▶ **Work required**
Report how many lines below contain the word "FACULTAD". Give only the number.

▶ **Records contained in a dataset**
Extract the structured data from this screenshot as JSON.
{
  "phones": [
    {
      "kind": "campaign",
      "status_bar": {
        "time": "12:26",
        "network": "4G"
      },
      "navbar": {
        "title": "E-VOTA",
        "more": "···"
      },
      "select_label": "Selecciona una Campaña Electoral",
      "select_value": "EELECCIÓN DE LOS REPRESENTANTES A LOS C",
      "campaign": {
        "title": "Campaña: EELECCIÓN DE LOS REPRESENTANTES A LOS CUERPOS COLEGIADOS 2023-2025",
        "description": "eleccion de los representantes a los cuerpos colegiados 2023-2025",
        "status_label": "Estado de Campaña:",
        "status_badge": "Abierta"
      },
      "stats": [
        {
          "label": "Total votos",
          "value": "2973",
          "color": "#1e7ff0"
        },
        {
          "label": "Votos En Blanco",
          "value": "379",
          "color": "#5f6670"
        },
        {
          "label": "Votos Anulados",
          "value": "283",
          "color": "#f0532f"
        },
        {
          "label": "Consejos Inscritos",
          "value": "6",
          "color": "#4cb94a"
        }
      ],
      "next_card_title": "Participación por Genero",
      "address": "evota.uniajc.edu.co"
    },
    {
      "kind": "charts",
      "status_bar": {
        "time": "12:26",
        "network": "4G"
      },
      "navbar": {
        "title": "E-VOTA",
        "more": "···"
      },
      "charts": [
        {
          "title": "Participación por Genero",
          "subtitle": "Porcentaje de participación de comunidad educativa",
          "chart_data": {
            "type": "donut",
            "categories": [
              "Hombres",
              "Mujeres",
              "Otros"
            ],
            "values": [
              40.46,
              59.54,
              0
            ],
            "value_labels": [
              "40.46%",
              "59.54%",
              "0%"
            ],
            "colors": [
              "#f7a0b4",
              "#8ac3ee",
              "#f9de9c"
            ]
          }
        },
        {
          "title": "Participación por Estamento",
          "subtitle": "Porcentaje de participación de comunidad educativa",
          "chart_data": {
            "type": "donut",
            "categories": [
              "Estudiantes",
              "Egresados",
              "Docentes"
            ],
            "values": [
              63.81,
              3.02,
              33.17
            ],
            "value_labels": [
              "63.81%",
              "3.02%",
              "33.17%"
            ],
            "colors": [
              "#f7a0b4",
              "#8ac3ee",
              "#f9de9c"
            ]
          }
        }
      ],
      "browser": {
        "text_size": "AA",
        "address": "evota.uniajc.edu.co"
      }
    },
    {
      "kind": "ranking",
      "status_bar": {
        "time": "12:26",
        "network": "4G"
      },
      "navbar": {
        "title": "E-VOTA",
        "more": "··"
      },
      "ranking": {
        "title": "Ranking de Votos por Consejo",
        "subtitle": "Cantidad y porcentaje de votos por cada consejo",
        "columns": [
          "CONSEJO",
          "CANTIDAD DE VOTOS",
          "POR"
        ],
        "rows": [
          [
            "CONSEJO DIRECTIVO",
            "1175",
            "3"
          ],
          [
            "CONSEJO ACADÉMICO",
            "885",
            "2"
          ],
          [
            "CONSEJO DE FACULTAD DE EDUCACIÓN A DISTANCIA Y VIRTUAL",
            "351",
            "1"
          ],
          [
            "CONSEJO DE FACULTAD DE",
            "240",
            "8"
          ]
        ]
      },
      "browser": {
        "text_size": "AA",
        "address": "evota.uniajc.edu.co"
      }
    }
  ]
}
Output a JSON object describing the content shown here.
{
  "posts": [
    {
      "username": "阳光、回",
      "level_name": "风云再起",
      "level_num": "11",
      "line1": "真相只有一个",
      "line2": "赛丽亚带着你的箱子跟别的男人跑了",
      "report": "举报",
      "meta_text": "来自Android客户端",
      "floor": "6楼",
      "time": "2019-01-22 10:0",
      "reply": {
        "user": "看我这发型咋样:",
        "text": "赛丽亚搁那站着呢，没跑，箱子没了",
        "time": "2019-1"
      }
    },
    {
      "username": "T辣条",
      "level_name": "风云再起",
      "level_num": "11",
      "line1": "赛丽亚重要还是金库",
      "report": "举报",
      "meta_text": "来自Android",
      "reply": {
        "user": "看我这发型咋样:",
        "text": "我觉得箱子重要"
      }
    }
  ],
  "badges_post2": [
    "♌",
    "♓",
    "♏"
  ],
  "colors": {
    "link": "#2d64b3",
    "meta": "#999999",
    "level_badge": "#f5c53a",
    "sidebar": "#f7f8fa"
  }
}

▶ **Response to this exercise**
2